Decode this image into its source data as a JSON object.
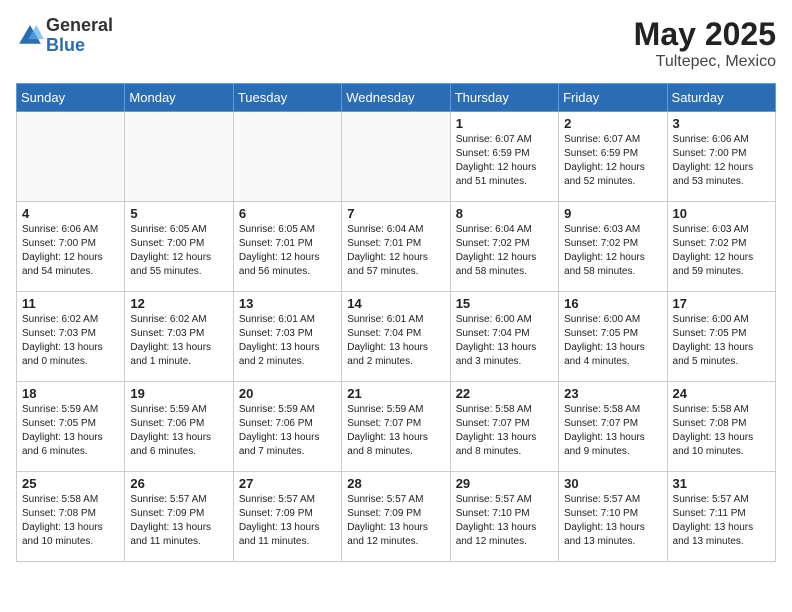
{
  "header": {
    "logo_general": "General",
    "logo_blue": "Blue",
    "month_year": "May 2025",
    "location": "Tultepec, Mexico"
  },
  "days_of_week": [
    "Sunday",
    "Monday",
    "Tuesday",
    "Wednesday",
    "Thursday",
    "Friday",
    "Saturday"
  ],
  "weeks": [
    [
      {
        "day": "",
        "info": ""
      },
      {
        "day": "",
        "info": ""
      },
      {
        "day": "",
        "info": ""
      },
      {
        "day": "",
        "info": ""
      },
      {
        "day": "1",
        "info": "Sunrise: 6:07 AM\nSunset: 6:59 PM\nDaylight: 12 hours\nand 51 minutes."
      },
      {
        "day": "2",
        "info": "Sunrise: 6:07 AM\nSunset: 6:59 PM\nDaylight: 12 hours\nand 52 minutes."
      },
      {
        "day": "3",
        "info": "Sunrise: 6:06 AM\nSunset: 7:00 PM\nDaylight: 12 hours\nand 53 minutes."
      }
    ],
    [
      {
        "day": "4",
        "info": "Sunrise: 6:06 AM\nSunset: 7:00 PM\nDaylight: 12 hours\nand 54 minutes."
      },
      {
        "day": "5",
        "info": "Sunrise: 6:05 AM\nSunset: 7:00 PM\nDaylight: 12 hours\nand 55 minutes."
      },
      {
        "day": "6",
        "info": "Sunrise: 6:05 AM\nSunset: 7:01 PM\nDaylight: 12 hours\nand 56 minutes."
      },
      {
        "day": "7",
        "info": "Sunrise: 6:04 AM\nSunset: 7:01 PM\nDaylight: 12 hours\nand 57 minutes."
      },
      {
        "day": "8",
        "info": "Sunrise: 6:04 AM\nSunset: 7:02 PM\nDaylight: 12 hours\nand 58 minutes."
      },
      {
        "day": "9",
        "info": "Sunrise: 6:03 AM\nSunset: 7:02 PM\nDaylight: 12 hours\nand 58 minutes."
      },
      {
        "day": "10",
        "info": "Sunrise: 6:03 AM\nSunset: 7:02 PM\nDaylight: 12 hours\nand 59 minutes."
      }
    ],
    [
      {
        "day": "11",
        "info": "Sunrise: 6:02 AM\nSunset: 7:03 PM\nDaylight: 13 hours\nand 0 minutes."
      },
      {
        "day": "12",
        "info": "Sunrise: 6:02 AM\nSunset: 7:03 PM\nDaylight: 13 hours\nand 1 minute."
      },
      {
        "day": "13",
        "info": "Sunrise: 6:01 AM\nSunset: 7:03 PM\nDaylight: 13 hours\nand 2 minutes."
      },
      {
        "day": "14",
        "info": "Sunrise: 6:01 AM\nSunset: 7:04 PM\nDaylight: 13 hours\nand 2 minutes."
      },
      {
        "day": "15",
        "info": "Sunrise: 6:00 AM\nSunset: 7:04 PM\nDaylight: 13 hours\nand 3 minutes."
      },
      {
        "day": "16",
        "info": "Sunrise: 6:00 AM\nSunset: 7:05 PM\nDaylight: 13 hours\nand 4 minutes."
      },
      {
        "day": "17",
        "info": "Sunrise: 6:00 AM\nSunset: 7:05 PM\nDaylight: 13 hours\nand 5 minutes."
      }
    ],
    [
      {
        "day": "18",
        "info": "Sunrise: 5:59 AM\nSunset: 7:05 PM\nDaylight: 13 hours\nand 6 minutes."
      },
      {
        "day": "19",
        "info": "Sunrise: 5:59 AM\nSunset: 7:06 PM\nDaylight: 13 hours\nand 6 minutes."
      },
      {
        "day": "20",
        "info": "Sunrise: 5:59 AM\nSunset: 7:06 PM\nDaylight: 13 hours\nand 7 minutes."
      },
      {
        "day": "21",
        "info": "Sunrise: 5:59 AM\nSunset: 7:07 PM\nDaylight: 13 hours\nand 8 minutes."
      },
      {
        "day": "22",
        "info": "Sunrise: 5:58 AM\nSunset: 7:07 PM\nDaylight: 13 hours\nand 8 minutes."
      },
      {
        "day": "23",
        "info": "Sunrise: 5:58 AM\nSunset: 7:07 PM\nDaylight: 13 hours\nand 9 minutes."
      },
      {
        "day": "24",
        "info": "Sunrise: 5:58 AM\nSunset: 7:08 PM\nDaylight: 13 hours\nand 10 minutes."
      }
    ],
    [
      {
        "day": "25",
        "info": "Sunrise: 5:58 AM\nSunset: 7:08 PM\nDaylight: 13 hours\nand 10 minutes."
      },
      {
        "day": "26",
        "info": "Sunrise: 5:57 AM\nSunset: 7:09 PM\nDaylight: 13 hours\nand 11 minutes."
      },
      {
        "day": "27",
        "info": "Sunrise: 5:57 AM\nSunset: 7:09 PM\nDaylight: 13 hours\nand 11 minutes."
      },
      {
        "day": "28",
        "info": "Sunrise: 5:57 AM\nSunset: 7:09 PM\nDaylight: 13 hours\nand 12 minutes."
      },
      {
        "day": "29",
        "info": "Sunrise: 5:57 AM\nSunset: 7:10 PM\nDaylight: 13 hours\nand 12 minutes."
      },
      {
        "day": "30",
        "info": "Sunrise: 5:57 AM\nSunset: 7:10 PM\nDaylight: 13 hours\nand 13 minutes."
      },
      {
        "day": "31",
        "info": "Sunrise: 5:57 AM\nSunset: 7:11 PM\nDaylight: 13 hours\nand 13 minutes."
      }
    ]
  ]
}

_ _ _

Your objective -
Extract the full listing above verbatim; pictures are to be left out of the copy.

Answer to the task -
Decode this image into its source data as a JSON object.
{
  "header": {
    "logo_general": "General",
    "logo_blue": "Blue",
    "month_year": "May 2025",
    "location": "Tultepec, Mexico"
  },
  "days_of_week": [
    "Sunday",
    "Monday",
    "Tuesday",
    "Wednesday",
    "Thursday",
    "Friday",
    "Saturday"
  ],
  "weeks": [
    [
      {
        "day": "",
        "info": ""
      },
      {
        "day": "",
        "info": ""
      },
      {
        "day": "",
        "info": ""
      },
      {
        "day": "",
        "info": ""
      },
      {
        "day": "1",
        "info": "Sunrise: 6:07 AM\nSunset: 6:59 PM\nDaylight: 12 hours\nand 51 minutes."
      },
      {
        "day": "2",
        "info": "Sunrise: 6:07 AM\nSunset: 6:59 PM\nDaylight: 12 hours\nand 52 minutes."
      },
      {
        "day": "3",
        "info": "Sunrise: 6:06 AM\nSunset: 7:00 PM\nDaylight: 12 hours\nand 53 minutes."
      }
    ],
    [
      {
        "day": "4",
        "info": "Sunrise: 6:06 AM\nSunset: 7:00 PM\nDaylight: 12 hours\nand 54 minutes."
      },
      {
        "day": "5",
        "info": "Sunrise: 6:05 AM\nSunset: 7:00 PM\nDaylight: 12 hours\nand 55 minutes."
      },
      {
        "day": "6",
        "info": "Sunrise: 6:05 AM\nSunset: 7:01 PM\nDaylight: 12 hours\nand 56 minutes."
      },
      {
        "day": "7",
        "info": "Sunrise: 6:04 AM\nSunset: 7:01 PM\nDaylight: 12 hours\nand 57 minutes."
      },
      {
        "day": "8",
        "info": "Sunrise: 6:04 AM\nSunset: 7:02 PM\nDaylight: 12 hours\nand 58 minutes."
      },
      {
        "day": "9",
        "info": "Sunrise: 6:03 AM\nSunset: 7:02 PM\nDaylight: 12 hours\nand 58 minutes."
      },
      {
        "day": "10",
        "info": "Sunrise: 6:03 AM\nSunset: 7:02 PM\nDaylight: 12 hours\nand 59 minutes."
      }
    ],
    [
      {
        "day": "11",
        "info": "Sunrise: 6:02 AM\nSunset: 7:03 PM\nDaylight: 13 hours\nand 0 minutes."
      },
      {
        "day": "12",
        "info": "Sunrise: 6:02 AM\nSunset: 7:03 PM\nDaylight: 13 hours\nand 1 minute."
      },
      {
        "day": "13",
        "info": "Sunrise: 6:01 AM\nSunset: 7:03 PM\nDaylight: 13 hours\nand 2 minutes."
      },
      {
        "day": "14",
        "info": "Sunrise: 6:01 AM\nSunset: 7:04 PM\nDaylight: 13 hours\nand 2 minutes."
      },
      {
        "day": "15",
        "info": "Sunrise: 6:00 AM\nSunset: 7:04 PM\nDaylight: 13 hours\nand 3 minutes."
      },
      {
        "day": "16",
        "info": "Sunrise: 6:00 AM\nSunset: 7:05 PM\nDaylight: 13 hours\nand 4 minutes."
      },
      {
        "day": "17",
        "info": "Sunrise: 6:00 AM\nSunset: 7:05 PM\nDaylight: 13 hours\nand 5 minutes."
      }
    ],
    [
      {
        "day": "18",
        "info": "Sunrise: 5:59 AM\nSunset: 7:05 PM\nDaylight: 13 hours\nand 6 minutes."
      },
      {
        "day": "19",
        "info": "Sunrise: 5:59 AM\nSunset: 7:06 PM\nDaylight: 13 hours\nand 6 minutes."
      },
      {
        "day": "20",
        "info": "Sunrise: 5:59 AM\nSunset: 7:06 PM\nDaylight: 13 hours\nand 7 minutes."
      },
      {
        "day": "21",
        "info": "Sunrise: 5:59 AM\nSunset: 7:07 PM\nDaylight: 13 hours\nand 8 minutes."
      },
      {
        "day": "22",
        "info": "Sunrise: 5:58 AM\nSunset: 7:07 PM\nDaylight: 13 hours\nand 8 minutes."
      },
      {
        "day": "23",
        "info": "Sunrise: 5:58 AM\nSunset: 7:07 PM\nDaylight: 13 hours\nand 9 minutes."
      },
      {
        "day": "24",
        "info": "Sunrise: 5:58 AM\nSunset: 7:08 PM\nDaylight: 13 hours\nand 10 minutes."
      }
    ],
    [
      {
        "day": "25",
        "info": "Sunrise: 5:58 AM\nSunset: 7:08 PM\nDaylight: 13 hours\nand 10 minutes."
      },
      {
        "day": "26",
        "info": "Sunrise: 5:57 AM\nSunset: 7:09 PM\nDaylight: 13 hours\nand 11 minutes."
      },
      {
        "day": "27",
        "info": "Sunrise: 5:57 AM\nSunset: 7:09 PM\nDaylight: 13 hours\nand 11 minutes."
      },
      {
        "day": "28",
        "info": "Sunrise: 5:57 AM\nSunset: 7:09 PM\nDaylight: 13 hours\nand 12 minutes."
      },
      {
        "day": "29",
        "info": "Sunrise: 5:57 AM\nSunset: 7:10 PM\nDaylight: 13 hours\nand 12 minutes."
      },
      {
        "day": "30",
        "info": "Sunrise: 5:57 AM\nSunset: 7:10 PM\nDaylight: 13 hours\nand 13 minutes."
      },
      {
        "day": "31",
        "info": "Sunrise: 5:57 AM\nSunset: 7:11 PM\nDaylight: 13 hours\nand 13 minutes."
      }
    ]
  ]
}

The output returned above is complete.